Material supplied:

+ + + + + + +

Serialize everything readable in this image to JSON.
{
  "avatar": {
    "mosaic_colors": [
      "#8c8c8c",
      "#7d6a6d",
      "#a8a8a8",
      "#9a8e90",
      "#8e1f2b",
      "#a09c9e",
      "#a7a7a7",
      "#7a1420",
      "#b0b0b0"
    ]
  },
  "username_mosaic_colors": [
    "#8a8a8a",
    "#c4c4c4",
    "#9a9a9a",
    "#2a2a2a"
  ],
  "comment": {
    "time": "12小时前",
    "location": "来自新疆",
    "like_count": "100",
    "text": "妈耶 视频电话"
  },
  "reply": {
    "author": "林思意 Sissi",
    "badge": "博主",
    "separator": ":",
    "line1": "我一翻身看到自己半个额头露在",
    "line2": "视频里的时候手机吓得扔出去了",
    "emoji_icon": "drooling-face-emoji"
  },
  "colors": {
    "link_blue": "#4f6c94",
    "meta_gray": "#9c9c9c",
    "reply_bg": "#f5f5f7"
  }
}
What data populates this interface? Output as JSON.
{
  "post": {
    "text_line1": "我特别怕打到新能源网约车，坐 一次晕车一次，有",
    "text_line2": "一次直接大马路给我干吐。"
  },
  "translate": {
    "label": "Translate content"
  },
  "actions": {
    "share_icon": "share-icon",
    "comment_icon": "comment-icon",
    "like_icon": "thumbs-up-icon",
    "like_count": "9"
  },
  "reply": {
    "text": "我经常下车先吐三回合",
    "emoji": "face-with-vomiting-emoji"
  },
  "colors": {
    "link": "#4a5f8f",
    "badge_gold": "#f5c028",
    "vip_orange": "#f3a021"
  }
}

+ + + + + + +

Instructions to follow:
Reproduce each entry from the records above, character for character.

Result:
Serialize everything readable in this image to JSON.
{
  "avatar": {
    "mosaic_colors": [
      "#8c8c8c",
      "#7d6a6d",
      "#a8a8a8",
      "#9a8e90",
      "#8e1f2b",
      "#a09c9e",
      "#a7a7a7",
      "#7a1420",
      "#b0b0b0"
    ]
  },
  "username_mosaic_colors": [
    "#8a8a8a",
    "#c4c4c4",
    "#9a9a9a",
    "#2a2a2a"
  ],
  "comment": {
    "time": "12小时前",
    "location": "来自新疆",
    "like_count": "100",
    "text": "妈耶 视频电话"
  },
  "reply": {
    "author": "林思意 Sissi",
    "badge": "博主",
    "separator": ":",
    "line1": "我一翻身看到自己半个额头露在",
    "line2": "视频里的时候手机吓得扔出去了",
    "emoji_icon": "drooling-face-emoji"
  },
  "colors": {
    "link_blue": "#4f6c94",
    "meta_gray": "#9c9c9c",
    "reply_bg": "#f5f5f7"
  }
}
What data populates this interface? Output as JSON.
{
  "post": {
    "text_line1": "我特别怕打到新能源网约车，坐 一次晕车一次，有",
    "text_line2": "一次直接大马路给我干吐。"
  },
  "translate": {
    "label": "Translate content"
  },
  "actions": {
    "share_icon": "share-icon",
    "comment_icon": "comment-icon",
    "like_icon": "thumbs-up-icon",
    "like_count": "9"
  },
  "reply": {
    "text": "我经常下车先吐三回合",
    "emoji": "face-with-vomiting-emoji"
  },
  "colors": {
    "link": "#4a5f8f",
    "badge_gold": "#f5c028",
    "vip_orange": "#f3a021"
  }
}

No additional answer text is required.